>> Start Extracted data

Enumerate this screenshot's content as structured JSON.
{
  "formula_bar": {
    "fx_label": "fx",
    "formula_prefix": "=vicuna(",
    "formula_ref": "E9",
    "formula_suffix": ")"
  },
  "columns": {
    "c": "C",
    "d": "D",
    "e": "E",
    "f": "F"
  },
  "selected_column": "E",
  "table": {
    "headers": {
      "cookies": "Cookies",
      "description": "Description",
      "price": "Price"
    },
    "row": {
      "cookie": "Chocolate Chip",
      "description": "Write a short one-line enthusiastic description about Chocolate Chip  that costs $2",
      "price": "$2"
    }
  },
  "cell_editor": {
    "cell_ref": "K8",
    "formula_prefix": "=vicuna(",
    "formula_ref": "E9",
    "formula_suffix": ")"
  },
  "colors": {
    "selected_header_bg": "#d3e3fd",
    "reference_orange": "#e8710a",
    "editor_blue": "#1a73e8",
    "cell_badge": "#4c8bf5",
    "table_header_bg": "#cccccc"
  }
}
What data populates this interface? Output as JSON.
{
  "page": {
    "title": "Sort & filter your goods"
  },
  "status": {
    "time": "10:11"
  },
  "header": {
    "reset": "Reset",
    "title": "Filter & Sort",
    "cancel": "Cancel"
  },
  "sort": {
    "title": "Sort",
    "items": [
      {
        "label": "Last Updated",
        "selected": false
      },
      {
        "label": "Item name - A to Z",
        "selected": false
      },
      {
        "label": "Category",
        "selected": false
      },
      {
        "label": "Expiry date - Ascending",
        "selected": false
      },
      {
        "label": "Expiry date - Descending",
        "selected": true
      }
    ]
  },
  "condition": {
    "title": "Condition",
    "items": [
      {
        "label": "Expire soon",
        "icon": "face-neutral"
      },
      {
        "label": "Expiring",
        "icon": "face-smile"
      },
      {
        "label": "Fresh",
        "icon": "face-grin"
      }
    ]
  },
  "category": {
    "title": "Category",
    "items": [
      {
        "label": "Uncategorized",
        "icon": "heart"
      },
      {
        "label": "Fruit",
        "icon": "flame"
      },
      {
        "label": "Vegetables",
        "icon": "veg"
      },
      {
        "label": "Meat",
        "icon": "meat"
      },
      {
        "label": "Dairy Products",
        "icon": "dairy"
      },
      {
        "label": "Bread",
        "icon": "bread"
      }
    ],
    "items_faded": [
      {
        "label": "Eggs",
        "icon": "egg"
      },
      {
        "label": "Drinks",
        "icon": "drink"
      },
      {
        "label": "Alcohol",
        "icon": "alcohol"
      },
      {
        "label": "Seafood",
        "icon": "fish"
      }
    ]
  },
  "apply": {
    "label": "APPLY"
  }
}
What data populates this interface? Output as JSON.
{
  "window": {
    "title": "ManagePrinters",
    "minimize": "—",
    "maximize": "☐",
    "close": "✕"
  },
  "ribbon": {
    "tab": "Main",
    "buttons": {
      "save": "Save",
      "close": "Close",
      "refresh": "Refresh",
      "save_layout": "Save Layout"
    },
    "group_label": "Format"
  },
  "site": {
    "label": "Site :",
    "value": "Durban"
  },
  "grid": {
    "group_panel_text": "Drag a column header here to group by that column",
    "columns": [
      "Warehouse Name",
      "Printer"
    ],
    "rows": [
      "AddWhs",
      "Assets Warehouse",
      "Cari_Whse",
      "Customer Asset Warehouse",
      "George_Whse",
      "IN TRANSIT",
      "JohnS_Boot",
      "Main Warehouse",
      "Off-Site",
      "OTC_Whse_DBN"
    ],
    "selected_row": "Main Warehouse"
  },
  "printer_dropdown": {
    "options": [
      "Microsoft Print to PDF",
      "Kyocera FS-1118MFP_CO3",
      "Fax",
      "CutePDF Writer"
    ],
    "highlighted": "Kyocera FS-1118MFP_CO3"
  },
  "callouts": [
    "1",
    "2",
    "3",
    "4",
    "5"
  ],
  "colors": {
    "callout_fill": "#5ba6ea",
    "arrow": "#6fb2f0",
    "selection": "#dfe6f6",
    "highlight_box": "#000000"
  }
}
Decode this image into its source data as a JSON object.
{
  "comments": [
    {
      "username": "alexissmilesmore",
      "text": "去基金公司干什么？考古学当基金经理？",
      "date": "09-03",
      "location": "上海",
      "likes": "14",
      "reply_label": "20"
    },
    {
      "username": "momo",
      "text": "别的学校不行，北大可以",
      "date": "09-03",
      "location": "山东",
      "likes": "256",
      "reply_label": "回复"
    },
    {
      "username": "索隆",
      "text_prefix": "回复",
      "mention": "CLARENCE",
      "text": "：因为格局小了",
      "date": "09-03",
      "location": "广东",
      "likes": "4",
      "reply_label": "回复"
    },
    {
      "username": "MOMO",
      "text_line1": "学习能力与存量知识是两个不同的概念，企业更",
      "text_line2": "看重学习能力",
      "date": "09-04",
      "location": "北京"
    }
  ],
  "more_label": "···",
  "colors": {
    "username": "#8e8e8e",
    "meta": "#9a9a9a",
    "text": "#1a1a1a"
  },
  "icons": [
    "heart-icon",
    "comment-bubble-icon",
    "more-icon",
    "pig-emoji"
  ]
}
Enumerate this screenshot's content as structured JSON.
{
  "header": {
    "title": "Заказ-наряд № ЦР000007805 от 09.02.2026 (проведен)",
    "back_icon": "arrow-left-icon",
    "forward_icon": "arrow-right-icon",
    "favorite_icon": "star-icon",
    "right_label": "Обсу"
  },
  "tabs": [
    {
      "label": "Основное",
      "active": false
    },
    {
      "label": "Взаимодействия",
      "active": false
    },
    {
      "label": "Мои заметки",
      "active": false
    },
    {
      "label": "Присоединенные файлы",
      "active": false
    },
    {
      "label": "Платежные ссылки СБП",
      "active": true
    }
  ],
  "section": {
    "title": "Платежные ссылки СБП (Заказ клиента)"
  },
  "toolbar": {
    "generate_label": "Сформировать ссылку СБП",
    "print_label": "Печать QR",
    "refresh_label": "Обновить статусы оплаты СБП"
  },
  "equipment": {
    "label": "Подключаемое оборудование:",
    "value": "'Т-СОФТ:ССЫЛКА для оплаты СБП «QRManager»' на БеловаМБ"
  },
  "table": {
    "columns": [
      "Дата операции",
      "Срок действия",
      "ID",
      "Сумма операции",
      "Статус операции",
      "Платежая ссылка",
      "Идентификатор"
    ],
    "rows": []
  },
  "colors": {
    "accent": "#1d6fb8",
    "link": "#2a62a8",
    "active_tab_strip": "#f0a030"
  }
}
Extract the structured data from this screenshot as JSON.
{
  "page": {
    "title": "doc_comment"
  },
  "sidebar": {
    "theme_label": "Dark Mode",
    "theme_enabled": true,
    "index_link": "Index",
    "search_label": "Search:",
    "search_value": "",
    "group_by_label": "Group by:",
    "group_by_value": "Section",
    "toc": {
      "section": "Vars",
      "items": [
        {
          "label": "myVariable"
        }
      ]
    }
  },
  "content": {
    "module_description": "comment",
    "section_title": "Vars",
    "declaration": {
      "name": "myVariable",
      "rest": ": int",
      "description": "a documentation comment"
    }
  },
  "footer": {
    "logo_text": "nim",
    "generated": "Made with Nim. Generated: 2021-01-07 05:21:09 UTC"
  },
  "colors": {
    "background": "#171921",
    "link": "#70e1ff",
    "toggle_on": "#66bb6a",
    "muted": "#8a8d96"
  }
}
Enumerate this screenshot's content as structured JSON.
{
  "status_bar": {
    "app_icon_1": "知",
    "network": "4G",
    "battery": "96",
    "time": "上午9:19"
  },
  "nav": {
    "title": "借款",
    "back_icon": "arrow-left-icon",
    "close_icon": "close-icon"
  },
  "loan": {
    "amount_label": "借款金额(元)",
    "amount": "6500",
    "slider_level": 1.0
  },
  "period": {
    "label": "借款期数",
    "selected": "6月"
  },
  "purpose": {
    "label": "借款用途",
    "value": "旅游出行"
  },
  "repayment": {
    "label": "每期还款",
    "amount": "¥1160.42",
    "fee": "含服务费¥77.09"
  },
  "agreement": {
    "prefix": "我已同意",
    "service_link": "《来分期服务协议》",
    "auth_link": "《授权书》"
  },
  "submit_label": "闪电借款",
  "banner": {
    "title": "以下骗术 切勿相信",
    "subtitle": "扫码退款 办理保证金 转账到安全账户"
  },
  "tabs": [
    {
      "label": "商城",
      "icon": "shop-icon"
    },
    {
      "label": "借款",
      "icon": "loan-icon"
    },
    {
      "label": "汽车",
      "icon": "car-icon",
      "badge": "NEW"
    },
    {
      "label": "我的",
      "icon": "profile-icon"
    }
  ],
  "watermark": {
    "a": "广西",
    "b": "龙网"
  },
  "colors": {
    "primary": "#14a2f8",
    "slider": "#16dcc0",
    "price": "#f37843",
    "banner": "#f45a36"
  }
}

>> End Extracted data

#### Directions for this task:
Pull out all lines containing the word "location" from the entries above.

#### Task response:
      "location": "上海",
      "location": "山东",
      "location": "广东",
      "location": "北京"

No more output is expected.